◆ **SHORT TASK**: Give the number of lines in this listing that contain the word "Hill", and nothing else.
══════════
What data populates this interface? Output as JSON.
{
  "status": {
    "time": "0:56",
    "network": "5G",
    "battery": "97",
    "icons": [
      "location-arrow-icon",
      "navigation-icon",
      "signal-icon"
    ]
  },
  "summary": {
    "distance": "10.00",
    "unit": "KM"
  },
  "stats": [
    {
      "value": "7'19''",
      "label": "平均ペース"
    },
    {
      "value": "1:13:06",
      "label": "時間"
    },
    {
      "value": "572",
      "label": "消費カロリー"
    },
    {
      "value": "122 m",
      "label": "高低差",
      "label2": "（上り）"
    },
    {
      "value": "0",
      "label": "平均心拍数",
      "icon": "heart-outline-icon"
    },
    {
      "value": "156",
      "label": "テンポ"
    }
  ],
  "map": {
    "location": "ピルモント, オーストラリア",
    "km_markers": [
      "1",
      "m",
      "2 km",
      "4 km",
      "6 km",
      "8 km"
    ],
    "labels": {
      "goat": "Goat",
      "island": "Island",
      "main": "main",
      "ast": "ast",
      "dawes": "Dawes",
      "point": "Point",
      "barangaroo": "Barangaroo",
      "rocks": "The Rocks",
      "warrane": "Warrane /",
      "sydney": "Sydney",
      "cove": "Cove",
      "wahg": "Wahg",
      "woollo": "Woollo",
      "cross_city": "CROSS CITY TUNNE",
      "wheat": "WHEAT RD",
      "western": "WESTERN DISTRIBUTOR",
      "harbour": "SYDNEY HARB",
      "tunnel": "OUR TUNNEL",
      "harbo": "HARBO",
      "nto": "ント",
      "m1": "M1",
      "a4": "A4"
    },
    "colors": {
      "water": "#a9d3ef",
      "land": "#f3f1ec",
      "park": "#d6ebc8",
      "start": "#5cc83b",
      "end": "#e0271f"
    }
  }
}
══════════
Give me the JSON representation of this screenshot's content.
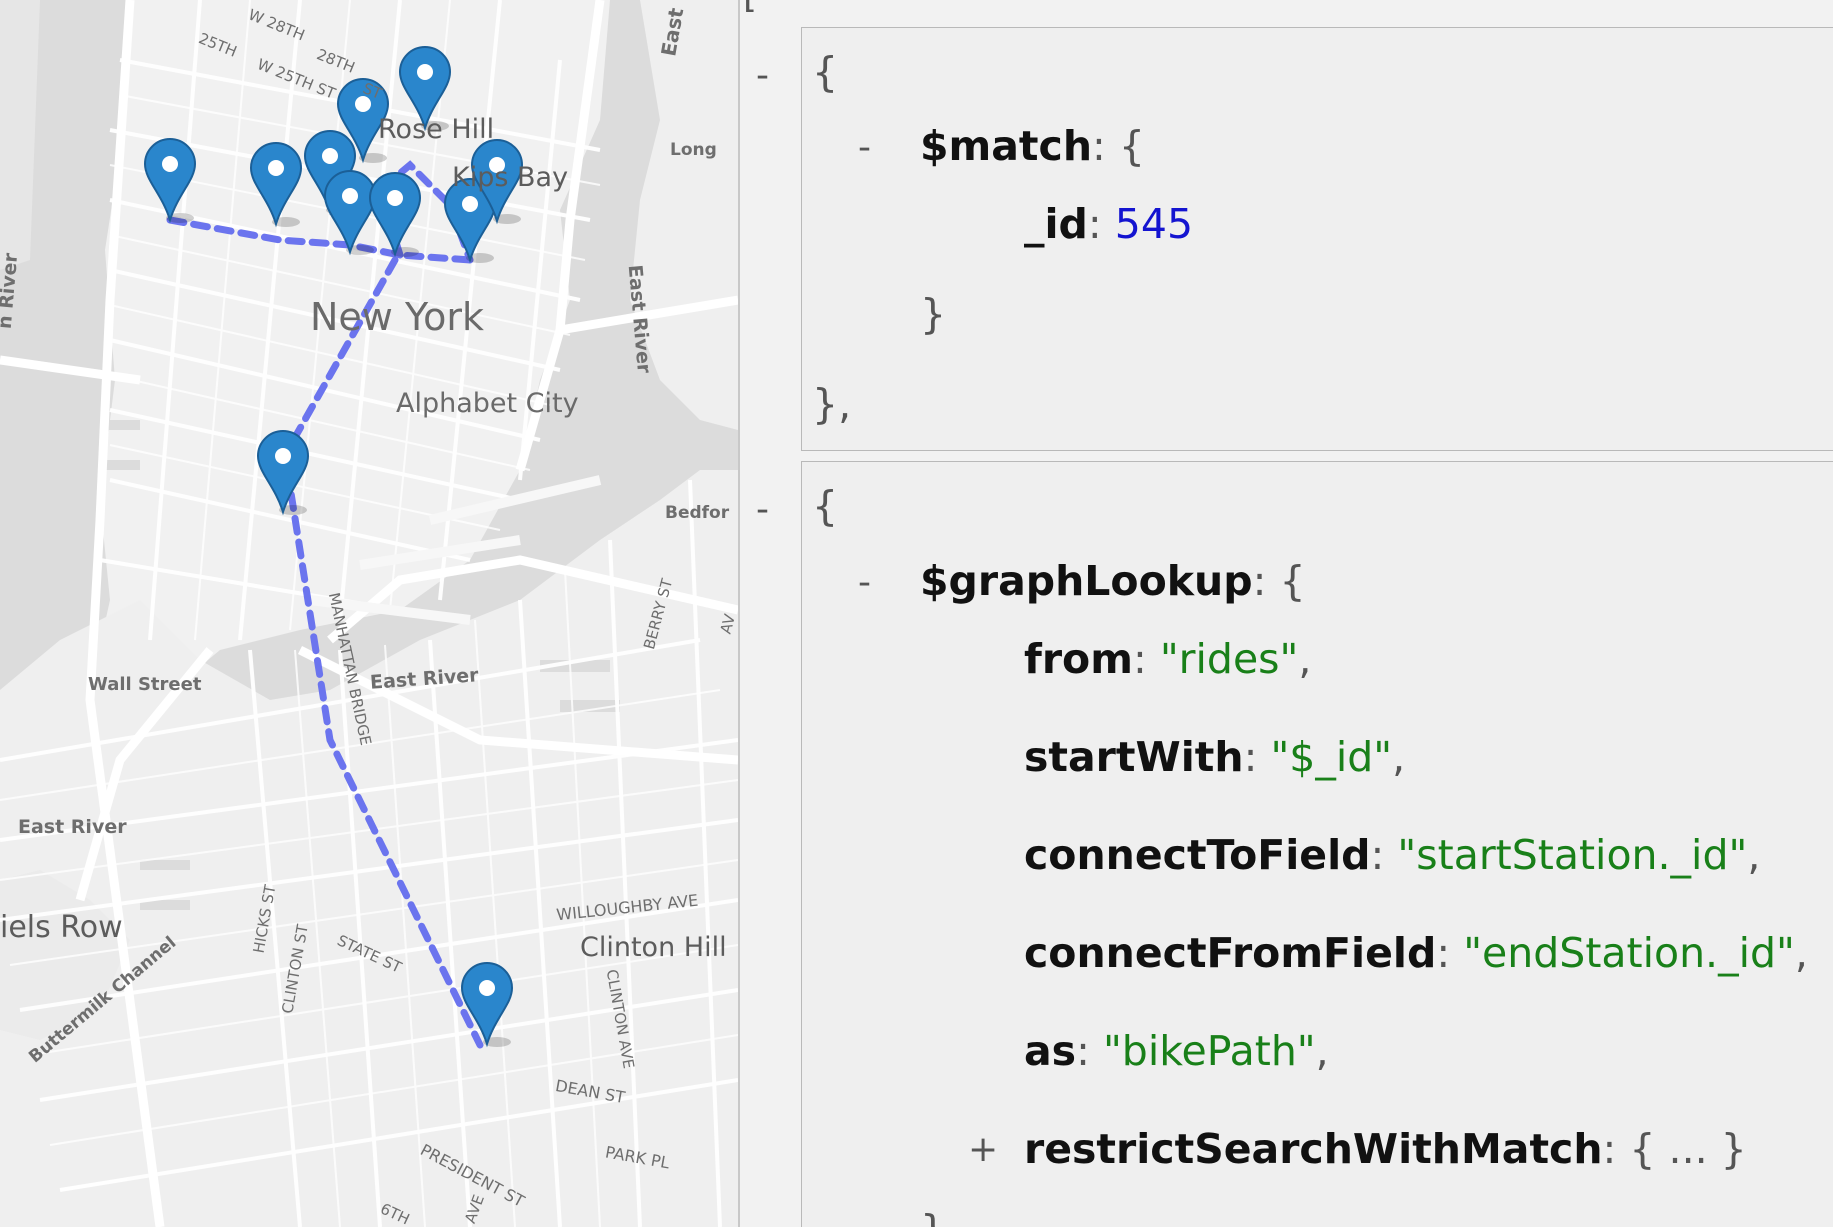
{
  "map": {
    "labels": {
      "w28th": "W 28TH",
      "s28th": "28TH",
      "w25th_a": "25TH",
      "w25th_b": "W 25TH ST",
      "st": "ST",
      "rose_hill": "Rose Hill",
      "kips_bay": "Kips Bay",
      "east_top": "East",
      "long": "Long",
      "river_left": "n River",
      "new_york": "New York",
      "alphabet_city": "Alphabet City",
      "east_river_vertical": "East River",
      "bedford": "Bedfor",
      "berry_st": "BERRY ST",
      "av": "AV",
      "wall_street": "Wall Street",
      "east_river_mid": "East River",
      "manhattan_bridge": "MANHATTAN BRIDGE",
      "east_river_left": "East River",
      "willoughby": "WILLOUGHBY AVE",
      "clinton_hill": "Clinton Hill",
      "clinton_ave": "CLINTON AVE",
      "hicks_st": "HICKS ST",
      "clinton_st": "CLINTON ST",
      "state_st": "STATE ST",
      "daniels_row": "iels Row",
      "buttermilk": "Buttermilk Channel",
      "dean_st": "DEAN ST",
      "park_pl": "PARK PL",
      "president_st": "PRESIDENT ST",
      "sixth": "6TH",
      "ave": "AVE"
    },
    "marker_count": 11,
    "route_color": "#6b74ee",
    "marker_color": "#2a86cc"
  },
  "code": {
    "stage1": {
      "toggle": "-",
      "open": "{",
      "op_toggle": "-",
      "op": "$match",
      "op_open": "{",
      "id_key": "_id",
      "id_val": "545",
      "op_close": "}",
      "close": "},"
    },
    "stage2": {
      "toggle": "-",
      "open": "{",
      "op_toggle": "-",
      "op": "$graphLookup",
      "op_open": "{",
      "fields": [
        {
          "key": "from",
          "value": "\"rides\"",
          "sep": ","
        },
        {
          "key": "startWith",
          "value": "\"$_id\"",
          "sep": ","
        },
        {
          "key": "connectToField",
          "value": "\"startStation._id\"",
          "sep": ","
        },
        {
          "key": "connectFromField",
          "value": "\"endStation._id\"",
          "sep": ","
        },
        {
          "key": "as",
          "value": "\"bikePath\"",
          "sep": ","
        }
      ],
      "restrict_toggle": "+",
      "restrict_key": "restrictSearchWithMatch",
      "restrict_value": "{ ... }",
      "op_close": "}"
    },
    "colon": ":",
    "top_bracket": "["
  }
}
══════════
◆ **SOLUTION**: 2